-- Begin RECORDS FOR THIS TASK --

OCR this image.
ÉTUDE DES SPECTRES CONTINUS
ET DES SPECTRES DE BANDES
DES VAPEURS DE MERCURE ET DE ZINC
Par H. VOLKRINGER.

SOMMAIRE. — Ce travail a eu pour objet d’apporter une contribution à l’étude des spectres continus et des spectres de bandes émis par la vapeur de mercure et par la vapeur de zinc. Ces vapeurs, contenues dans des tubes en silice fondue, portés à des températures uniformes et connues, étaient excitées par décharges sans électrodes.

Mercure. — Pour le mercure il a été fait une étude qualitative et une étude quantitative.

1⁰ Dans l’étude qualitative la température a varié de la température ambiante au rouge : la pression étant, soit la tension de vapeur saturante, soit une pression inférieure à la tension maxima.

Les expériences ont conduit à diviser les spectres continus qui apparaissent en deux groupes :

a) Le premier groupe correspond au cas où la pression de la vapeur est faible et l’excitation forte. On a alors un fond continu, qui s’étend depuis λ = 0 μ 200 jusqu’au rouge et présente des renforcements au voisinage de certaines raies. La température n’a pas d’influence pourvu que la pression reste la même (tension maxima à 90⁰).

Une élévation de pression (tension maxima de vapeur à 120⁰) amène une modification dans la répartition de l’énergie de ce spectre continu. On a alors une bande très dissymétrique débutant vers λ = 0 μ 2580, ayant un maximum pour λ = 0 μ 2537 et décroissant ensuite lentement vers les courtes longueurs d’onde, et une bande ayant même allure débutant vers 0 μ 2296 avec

-- End RECORDS FOR THIS TASK --

• _TASK DIRECTIONS_
Every record shown above must be echoed exactly.

• _WORKED ANSWER_
OCR this image.
ÉTUDE DES SPECTRES CONTINUS
ET DES SPECTRES DE BANDES
DES VAPEURS DE MERCURE ET DE ZINC
Par H. VOLKRINGER.

SOMMAIRE. — Ce travail a eu pour objet d’apporter une contribution à l’étude des spectres continus et des spectres de bandes émis par la vapeur de mercure et par la vapeur de zinc. Ces vapeurs, contenues dans des tubes en silice fondue, portés à des températures uniformes et connues, étaient excitées par décharges sans électrodes.

Mercure. — Pour le mercure il a été fait une étude qualitative et une étude quantitative.

1⁰ Dans l’étude qualitative la température a varié de la température ambiante au rouge : la pression étant, soit la tension de vapeur saturante, soit une pression inférieure à la tension maxima.

Les expériences ont conduit à diviser les spectres continus qui apparaissent en deux groupes :

a) Le premier groupe correspond au cas où la pression de la vapeur est faible et l’excitation forte. On a alors un fond continu, qui s’étend depuis λ = 0 μ 200 jusqu’au rouge et présente des renforcements au voisinage de certaines raies. La température n’a pas d’influence pourvu que la pression reste la même (tension maxima à 90⁰).

Une élévation de pression (tension maxima de vapeur à 120⁰) amène une modification dans la répartition de l’énergie de ce spectre continu. On a alors une bande très dissymétrique débutant vers λ = 0 μ 2580, ayant un maximum pour λ = 0 μ 2537 et décroissant ensuite lentement vers les courtes longueurs d’onde, et une bande ayant même allure débutant vers 0 μ 2296 avec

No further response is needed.